[Region annotation records]
━━━
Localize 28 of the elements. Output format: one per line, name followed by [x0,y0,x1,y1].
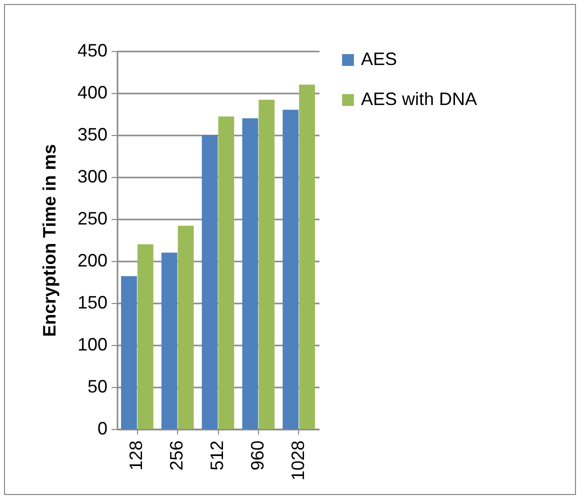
y-tick-label: 350 [77,124,108,144]
y-tick-label: 0 [97,418,108,438]
bar [258,100,275,429]
bar [121,276,137,429]
bar [202,135,218,429]
legend-label: AES [361,49,398,69]
bar [218,116,234,429]
y-tick-label: 250 [77,208,108,228]
y-tick-label: 100 [77,334,108,354]
bar [161,252,178,429]
y-tick-label: 50 [87,376,108,396]
y-tick-label: 300 [77,166,108,186]
y-axis-title: Encryption Time in ms [39,144,60,337]
y-tick-label: 450 [77,40,108,60]
bar [137,244,154,429]
legend-label: AES with DNA [361,89,478,109]
y-tick-label: 150 [77,292,108,312]
y-tick-label: 400 [77,82,108,102]
x-tick-label: 256 [166,440,187,471]
y-tick-label: 200 [77,250,108,270]
x-tick-label: 512 [207,440,227,471]
x-tick-label: 960 [247,440,268,471]
bar [282,110,299,429]
x-tick-label: 1028 [288,440,308,481]
bar [299,84,315,429]
bar [178,226,194,429]
x-tick-label: 128 [126,440,146,471]
bar [242,118,258,429]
━━━
● Goal:
Rewrite the records above, changing every "y-tick-label" to "y-axis tick label" and keeping everything else the same. Leave out the pictures.

● Solution below:
Localize 28 of the elements. Output format: one per line, name followed by [x0,y0,x1,y1].
y-axis tick label: 350 [77,124,108,144]
y-axis tick label: 0 [97,418,108,438]
bar [258,100,275,429]
bar [121,276,137,429]
bar [202,135,218,429]
legend-label: AES [361,49,398,69]
bar [218,116,234,429]
y-axis tick label: 250 [77,208,108,228]
y-axis tick label: 100 [77,334,108,354]
bar [161,252,178,429]
y-axis tick label: 50 [87,376,108,396]
y-axis tick label: 300 [77,166,108,186]
y-axis-title: Encryption Time in ms [39,144,60,337]
y-axis tick label: 450 [77,40,108,60]
bar [137,244,154,429]
legend-label: AES with DNA [361,89,478,109]
y-axis tick label: 150 [77,292,108,312]
y-axis tick label: 400 [77,82,108,102]
x-tick-label: 256 [166,440,187,471]
y-axis tick label: 200 [77,250,108,270]
x-tick-label: 512 [207,440,227,471]
x-tick-label: 960 [247,440,268,471]
bar [282,110,299,429]
x-tick-label: 1028 [288,440,308,481]
bar [299,84,315,429]
bar [178,226,194,429]
x-tick-label: 128 [126,440,146,471]
bar [242,118,258,429]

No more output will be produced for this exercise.